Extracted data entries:
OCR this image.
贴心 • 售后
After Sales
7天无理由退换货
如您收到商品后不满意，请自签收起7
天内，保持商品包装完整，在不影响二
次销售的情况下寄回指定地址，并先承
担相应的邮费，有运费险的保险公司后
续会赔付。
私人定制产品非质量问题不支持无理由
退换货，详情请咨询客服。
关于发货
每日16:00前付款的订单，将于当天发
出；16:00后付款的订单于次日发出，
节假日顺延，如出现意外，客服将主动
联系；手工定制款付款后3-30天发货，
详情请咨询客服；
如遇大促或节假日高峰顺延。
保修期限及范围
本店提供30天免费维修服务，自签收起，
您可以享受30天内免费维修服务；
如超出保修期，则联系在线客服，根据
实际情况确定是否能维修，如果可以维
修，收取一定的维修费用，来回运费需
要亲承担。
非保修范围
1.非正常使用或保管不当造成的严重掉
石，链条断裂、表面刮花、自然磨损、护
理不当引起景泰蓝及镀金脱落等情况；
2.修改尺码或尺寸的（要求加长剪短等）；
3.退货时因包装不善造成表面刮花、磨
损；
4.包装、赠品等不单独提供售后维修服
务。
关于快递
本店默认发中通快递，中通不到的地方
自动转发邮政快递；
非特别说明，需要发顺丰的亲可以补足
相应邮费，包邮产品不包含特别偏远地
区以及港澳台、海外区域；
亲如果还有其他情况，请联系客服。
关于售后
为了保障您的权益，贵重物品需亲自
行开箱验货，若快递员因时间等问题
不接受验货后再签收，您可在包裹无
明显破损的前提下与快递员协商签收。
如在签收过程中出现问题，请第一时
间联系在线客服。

> [Your task]: Exactly reproduce every line found in the records.

> [Solution for this task]:
OCR this image.
贴心 • 售后
After Sales
7天无理由退换货
如您收到商品后不满意，请自签收起7
天内，保持商品包装完整，在不影响二
次销售的情况下寄回指定地址，并先承
担相应的邮费，有运费险的保险公司后
续会赔付。
私人定制产品非质量问题不支持无理由
退换货，详情请咨询客服。
关于发货
每日16:00前付款的订单，将于当天发
出；16:00后付款的订单于次日发出，
节假日顺延，如出现意外，客服将主动
联系；手工定制款付款后3-30天发货，
详情请咨询客服；
如遇大促或节假日高峰顺延。
保修期限及范围
本店提供30天免费维修服务，自签收起，
您可以享受30天内免费维修服务；
如超出保修期，则联系在线客服，根据
实际情况确定是否能维修，如果可以维
修，收取一定的维修费用，来回运费需
要亲承担。
非保修范围
1.非正常使用或保管不当造成的严重掉
石，链条断裂、表面刮花、自然磨损、护
理不当引起景泰蓝及镀金脱落等情况；
2.修改尺码或尺寸的（要求加长剪短等）；
3.退货时因包装不善造成表面刮花、磨
损；
4.包装、赠品等不单独提供售后维修服
务。
关于快递
本店默认发中通快递，中通不到的地方
自动转发邮政快递；
非特别说明，需要发顺丰的亲可以补足
相应邮费，包邮产品不包含特别偏远地
区以及港澳台、海外区域；
亲如果还有其他情况，请联系客服。
关于售后
为了保障您的权益，贵重物品需亲自
行开箱验货，若快递员因时间等问题
不接受验货后再签收，您可在包裹无
明显破损的前提下与快递员协商签收。
如在签收过程中出现问题，请第一时
间联系在线客服。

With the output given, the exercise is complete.